Count the lines containing "smaak" in the entries underneath, and state that count without anything else.

**Task inputs:**
▬▬▬▬▬▬▬▬▬▬

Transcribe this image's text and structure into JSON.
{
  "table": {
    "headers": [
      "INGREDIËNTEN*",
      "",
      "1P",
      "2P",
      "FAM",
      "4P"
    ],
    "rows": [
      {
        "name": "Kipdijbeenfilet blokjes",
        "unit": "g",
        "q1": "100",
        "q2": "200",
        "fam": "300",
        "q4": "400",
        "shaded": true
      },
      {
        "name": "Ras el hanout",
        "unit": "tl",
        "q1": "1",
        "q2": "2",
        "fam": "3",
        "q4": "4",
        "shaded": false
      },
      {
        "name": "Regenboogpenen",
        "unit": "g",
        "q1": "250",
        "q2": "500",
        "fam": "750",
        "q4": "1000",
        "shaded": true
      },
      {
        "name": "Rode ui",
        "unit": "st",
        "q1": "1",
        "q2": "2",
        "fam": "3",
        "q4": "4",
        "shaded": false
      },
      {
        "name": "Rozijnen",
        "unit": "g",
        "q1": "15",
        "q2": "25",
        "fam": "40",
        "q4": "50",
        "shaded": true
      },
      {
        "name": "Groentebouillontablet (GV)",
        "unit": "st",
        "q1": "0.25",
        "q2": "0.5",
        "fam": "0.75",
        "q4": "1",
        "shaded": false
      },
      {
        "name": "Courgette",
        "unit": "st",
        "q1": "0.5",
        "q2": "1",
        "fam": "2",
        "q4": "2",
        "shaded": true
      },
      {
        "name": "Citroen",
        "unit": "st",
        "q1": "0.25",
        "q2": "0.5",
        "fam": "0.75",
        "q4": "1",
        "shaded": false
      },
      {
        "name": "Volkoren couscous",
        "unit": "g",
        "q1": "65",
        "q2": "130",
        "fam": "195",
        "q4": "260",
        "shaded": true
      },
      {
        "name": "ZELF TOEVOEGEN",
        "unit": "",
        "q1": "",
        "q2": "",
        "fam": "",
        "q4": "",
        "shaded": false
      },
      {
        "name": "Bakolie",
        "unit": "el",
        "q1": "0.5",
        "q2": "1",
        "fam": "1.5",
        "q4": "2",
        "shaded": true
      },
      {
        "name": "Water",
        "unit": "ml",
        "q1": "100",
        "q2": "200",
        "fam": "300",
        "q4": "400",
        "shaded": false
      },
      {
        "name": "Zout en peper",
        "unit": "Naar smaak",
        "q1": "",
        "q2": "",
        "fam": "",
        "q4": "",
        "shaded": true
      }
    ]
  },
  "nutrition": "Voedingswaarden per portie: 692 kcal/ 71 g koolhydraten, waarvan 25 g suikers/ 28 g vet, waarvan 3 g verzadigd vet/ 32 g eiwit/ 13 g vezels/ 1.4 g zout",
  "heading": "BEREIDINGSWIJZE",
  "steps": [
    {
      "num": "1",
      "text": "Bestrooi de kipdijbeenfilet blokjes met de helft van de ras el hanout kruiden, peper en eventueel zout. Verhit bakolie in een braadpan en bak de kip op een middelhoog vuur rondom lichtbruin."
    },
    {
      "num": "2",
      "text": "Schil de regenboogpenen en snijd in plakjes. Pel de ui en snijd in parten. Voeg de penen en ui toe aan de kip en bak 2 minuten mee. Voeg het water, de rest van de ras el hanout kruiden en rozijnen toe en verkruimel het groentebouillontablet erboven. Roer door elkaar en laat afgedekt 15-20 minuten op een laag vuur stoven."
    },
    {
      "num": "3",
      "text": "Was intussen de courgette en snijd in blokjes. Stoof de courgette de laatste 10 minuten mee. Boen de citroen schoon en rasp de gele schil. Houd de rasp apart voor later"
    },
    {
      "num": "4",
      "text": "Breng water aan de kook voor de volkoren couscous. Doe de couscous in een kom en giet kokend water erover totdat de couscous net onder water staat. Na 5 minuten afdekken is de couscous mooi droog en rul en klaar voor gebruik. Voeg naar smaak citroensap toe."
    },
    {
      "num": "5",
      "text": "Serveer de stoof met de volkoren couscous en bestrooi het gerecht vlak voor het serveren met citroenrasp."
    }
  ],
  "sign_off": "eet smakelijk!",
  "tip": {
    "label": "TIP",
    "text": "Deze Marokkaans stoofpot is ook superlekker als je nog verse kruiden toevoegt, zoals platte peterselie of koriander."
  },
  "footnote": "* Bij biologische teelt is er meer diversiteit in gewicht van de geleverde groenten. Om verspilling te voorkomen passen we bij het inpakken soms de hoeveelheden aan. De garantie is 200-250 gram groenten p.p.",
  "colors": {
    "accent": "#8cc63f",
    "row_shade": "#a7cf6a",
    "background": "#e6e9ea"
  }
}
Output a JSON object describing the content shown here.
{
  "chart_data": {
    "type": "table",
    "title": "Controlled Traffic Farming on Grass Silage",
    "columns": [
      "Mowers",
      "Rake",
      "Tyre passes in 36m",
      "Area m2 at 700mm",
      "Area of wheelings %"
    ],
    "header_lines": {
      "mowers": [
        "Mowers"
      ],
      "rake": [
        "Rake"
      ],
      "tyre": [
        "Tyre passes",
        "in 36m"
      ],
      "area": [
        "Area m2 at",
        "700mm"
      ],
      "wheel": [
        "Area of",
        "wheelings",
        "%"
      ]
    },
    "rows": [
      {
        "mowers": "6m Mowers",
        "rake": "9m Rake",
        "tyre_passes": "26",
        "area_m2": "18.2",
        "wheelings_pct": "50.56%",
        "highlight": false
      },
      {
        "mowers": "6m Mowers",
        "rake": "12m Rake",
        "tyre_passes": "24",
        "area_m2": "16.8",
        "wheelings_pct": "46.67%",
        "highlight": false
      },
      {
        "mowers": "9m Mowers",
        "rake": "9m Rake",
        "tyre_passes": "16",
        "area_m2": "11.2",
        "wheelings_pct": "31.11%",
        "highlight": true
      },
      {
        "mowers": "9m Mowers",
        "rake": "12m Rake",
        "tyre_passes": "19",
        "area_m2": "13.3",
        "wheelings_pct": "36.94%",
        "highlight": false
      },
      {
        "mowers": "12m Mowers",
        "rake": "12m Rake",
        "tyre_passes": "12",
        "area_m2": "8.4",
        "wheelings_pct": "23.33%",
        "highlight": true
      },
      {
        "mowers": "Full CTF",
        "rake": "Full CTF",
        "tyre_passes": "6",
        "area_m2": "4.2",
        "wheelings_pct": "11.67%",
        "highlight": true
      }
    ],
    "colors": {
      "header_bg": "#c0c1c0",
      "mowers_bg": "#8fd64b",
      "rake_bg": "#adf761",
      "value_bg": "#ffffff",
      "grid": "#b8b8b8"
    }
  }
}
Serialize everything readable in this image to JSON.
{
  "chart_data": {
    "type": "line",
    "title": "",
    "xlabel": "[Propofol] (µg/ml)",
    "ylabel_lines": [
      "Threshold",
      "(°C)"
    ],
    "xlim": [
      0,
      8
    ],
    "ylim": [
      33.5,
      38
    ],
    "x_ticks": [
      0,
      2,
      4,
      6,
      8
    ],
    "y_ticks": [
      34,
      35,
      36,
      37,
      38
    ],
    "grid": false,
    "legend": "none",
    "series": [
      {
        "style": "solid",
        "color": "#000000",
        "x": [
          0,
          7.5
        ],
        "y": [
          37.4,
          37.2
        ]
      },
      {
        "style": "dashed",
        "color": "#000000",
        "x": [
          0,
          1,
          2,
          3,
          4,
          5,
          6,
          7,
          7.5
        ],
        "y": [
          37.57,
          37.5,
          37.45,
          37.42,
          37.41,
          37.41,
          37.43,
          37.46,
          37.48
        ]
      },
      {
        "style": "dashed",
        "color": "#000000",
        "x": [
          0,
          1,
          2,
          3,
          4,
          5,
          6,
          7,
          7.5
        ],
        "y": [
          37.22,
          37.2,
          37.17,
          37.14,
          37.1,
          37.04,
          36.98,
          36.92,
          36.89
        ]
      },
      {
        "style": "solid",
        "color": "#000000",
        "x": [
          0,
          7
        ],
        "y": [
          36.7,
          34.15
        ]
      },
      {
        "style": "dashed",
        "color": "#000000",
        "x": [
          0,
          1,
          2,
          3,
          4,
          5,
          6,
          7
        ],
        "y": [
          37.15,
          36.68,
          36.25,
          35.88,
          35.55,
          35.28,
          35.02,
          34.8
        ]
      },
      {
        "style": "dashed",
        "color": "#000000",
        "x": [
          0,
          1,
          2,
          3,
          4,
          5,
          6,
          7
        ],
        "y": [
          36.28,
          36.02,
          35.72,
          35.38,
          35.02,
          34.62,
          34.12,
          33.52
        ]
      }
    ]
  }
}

▬▬▬▬▬▬▬▬▬▬

**Output:**
2